> _Stated task_: Copy out word for word the lines of the material below, from the line containing "841, 775, 858]" to the line containing "591, 197, 608]", including both of those lines.

> _Record excerpts_:
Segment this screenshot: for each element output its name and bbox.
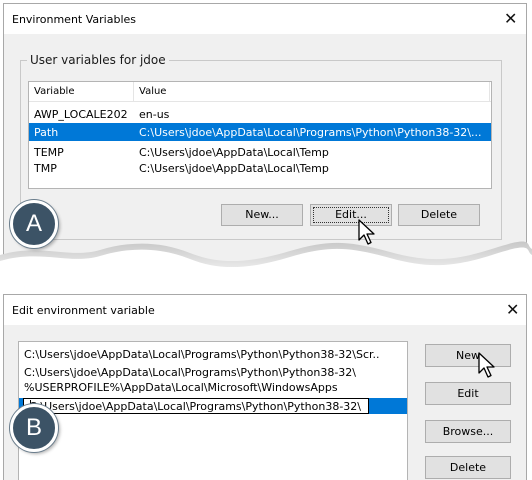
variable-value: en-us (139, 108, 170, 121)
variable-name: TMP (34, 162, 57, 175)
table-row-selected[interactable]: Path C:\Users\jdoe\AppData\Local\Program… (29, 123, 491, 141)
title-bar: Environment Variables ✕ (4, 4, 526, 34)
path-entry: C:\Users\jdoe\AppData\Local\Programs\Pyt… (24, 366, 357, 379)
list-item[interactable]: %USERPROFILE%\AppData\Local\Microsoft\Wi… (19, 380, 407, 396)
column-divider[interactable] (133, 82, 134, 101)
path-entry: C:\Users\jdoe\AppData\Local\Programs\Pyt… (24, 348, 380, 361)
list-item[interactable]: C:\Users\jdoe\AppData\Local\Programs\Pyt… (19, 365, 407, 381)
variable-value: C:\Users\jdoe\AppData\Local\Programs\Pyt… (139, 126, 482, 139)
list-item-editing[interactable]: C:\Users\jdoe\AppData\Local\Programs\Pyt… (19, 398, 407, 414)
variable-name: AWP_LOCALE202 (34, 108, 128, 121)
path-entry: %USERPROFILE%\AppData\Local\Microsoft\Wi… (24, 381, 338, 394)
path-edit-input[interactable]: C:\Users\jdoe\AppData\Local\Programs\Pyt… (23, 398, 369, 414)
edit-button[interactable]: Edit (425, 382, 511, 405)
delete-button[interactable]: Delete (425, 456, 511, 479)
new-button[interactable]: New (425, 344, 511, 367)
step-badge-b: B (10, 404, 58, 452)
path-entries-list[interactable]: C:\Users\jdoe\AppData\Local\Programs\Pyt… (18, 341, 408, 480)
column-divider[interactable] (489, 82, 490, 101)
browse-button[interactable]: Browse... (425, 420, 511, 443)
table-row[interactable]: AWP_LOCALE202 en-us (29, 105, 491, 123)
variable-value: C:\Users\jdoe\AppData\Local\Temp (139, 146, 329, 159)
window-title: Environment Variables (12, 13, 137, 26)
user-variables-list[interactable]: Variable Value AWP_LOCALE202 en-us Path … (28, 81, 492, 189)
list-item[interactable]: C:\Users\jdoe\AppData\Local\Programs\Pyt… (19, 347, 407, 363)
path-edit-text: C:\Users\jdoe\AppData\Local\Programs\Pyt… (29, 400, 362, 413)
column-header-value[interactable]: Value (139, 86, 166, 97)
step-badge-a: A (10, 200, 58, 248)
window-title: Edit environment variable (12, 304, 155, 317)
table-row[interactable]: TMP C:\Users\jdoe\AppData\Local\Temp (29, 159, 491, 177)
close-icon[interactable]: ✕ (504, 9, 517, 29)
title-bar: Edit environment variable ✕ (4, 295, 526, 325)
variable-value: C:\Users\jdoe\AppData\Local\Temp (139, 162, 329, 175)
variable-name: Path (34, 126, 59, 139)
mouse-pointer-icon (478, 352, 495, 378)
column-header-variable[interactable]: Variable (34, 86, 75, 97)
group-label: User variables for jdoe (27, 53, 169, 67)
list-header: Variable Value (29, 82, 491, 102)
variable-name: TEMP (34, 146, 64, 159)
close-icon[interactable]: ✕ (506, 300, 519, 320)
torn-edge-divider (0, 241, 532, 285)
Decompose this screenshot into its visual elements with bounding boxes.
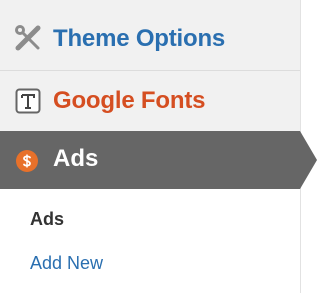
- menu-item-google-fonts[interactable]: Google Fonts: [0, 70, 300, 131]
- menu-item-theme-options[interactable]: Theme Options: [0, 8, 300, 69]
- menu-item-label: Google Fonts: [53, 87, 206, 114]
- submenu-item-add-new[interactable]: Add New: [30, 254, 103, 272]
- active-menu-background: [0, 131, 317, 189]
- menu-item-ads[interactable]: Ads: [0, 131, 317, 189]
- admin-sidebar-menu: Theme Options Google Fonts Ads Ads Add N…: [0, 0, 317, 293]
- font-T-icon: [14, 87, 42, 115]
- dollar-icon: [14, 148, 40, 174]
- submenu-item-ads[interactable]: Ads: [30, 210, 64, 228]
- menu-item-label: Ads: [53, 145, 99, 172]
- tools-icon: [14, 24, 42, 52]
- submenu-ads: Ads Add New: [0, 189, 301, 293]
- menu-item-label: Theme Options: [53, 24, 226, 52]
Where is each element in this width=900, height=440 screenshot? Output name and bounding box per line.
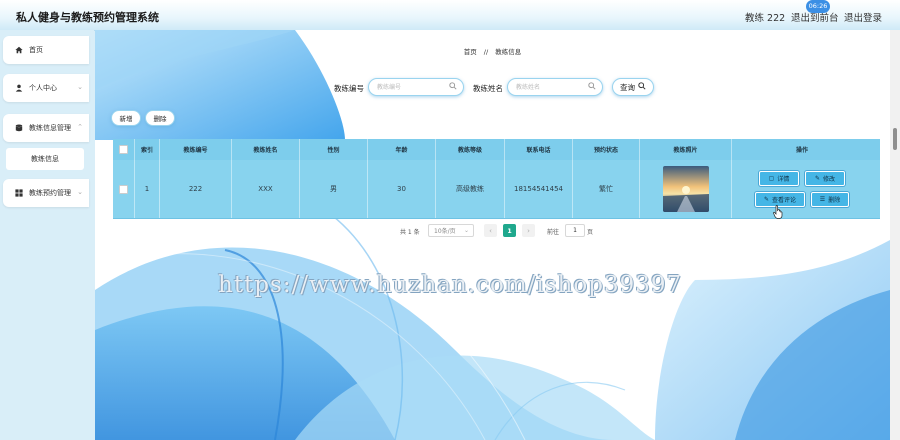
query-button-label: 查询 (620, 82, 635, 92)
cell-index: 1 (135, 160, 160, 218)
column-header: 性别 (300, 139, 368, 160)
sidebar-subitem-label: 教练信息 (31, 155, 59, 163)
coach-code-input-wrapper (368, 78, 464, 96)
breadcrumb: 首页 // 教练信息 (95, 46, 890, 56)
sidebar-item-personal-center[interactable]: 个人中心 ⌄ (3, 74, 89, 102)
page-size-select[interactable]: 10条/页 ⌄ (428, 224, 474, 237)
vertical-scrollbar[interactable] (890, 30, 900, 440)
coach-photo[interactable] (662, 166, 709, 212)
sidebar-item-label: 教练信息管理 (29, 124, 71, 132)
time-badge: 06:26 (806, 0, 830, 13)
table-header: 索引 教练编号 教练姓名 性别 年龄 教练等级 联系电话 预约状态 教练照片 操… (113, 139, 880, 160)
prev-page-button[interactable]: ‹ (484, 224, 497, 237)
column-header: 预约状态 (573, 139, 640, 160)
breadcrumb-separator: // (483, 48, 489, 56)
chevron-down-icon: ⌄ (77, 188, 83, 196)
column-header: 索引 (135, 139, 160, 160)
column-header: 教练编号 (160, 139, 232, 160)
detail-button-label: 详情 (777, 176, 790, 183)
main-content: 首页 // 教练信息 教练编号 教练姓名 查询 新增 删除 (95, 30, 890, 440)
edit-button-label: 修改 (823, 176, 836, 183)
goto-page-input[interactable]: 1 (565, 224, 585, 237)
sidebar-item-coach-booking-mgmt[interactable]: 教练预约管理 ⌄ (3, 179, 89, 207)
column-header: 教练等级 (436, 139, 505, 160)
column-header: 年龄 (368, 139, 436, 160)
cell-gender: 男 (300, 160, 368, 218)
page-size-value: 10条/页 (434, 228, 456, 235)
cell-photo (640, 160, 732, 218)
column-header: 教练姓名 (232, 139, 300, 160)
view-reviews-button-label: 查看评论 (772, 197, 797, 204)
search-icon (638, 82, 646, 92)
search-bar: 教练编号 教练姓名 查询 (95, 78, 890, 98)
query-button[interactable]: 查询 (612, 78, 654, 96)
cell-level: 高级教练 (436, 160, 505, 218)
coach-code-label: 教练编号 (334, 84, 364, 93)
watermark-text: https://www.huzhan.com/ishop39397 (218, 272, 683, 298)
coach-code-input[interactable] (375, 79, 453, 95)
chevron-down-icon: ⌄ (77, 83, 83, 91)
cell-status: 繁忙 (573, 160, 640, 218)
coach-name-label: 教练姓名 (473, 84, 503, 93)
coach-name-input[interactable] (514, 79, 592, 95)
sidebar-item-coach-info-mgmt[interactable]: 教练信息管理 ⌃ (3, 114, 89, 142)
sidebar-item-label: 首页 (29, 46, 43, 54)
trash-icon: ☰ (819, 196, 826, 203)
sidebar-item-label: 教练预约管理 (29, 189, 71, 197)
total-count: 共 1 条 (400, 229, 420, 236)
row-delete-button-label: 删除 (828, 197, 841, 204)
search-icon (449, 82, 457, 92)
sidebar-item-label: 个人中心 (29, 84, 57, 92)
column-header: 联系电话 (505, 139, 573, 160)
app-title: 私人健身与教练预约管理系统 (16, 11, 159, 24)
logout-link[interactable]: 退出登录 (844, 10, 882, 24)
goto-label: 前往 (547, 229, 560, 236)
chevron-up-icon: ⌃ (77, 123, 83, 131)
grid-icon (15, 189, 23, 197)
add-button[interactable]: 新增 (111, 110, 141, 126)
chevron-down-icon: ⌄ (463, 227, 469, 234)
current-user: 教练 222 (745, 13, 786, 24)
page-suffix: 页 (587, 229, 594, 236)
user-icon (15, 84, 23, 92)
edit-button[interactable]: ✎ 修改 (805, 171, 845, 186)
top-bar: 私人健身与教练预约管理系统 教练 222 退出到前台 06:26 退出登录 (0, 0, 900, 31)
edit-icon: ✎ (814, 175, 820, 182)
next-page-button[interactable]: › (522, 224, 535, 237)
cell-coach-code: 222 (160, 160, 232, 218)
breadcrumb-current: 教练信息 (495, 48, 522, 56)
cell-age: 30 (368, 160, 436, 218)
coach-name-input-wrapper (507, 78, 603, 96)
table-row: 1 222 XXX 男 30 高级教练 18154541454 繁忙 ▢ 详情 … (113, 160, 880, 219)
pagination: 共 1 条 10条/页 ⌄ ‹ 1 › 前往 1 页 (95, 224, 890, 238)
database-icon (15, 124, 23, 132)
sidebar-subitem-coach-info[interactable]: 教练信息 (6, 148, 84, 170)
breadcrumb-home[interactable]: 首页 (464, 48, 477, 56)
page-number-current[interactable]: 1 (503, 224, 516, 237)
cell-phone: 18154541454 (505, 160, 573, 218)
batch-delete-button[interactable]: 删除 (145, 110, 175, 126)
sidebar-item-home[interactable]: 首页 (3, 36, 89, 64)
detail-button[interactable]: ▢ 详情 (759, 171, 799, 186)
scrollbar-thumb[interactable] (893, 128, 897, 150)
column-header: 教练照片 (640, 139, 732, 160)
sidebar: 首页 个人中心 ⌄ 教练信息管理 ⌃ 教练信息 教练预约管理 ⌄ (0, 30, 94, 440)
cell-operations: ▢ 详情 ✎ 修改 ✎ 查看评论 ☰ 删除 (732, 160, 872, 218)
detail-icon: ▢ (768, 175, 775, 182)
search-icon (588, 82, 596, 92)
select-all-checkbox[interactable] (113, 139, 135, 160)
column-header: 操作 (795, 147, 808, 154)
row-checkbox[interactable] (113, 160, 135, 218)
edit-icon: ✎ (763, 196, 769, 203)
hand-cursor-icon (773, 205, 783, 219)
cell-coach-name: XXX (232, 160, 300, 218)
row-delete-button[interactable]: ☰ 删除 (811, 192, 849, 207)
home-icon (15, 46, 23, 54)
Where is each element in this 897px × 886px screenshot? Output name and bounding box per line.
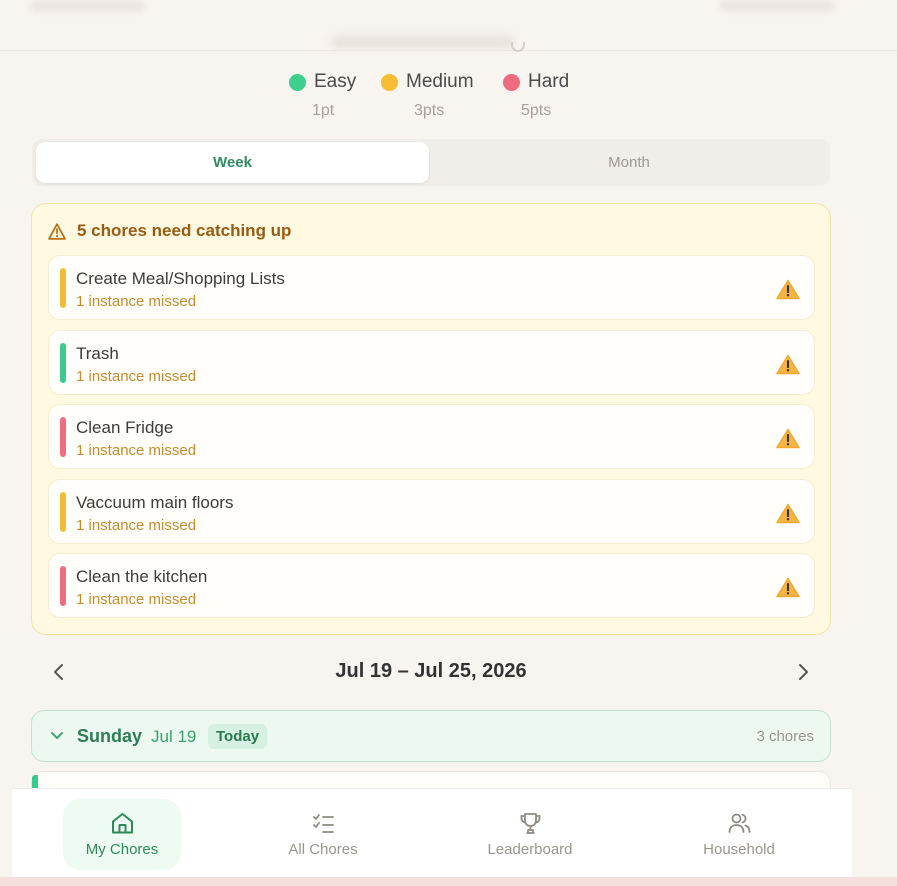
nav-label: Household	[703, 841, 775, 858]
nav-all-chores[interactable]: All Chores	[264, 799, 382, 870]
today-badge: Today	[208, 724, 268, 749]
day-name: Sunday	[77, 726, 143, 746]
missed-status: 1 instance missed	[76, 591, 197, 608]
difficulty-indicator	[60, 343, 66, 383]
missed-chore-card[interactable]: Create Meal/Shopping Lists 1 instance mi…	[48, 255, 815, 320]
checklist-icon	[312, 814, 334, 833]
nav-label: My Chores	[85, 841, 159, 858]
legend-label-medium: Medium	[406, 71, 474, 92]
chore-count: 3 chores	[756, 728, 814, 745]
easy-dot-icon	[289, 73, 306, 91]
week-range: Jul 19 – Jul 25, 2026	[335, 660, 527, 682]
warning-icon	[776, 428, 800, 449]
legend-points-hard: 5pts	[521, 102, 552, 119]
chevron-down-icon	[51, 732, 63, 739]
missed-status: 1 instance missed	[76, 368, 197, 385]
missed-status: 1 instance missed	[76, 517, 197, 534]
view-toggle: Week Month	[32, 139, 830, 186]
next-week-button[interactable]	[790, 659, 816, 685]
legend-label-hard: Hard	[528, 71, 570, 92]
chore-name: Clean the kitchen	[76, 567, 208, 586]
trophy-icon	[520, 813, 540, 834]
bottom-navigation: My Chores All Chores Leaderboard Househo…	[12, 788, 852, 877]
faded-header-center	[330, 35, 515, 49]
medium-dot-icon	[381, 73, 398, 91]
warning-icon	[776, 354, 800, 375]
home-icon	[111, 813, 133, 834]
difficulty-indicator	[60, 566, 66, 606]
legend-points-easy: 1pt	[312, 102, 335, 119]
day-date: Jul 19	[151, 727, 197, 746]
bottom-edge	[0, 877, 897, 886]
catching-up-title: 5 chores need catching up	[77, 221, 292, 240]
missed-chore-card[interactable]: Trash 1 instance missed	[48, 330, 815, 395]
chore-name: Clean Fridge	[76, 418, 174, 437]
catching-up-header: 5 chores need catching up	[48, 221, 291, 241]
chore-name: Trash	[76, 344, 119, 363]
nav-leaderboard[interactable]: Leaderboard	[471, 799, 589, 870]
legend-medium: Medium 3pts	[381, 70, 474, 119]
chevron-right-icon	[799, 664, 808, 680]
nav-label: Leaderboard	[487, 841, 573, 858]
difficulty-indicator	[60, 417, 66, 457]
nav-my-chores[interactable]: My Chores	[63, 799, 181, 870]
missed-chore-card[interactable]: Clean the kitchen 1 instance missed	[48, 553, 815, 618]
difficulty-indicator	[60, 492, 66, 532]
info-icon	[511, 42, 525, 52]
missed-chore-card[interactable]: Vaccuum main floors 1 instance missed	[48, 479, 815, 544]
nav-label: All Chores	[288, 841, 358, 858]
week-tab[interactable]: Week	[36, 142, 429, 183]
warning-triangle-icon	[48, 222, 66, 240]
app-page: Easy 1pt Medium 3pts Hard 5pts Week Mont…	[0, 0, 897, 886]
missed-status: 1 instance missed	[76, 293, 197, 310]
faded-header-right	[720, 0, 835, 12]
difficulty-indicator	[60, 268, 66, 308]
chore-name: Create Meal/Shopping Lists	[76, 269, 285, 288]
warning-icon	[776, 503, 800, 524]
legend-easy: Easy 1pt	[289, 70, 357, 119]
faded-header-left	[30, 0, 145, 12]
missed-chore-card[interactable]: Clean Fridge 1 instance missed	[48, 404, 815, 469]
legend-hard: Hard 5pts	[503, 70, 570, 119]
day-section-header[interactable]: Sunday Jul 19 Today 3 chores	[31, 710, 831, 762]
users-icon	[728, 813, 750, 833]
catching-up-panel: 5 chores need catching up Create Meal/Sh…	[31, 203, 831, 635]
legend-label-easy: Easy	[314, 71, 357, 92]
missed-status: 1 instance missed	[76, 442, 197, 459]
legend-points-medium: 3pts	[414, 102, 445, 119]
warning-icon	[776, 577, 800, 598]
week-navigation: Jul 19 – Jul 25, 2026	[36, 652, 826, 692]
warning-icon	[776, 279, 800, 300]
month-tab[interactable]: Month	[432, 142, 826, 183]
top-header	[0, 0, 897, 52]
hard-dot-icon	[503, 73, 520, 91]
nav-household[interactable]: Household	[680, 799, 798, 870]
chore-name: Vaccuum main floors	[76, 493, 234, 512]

> _Exercise output_:
nav-label: Household	[703, 841, 775, 858]
nav-all-chores[interactable]: All Chores	[264, 799, 382, 870]
today-badge: Today	[208, 724, 268, 749]
day-name: Sunday	[77, 726, 143, 746]
missed-status: 1 instance missed	[76, 591, 197, 608]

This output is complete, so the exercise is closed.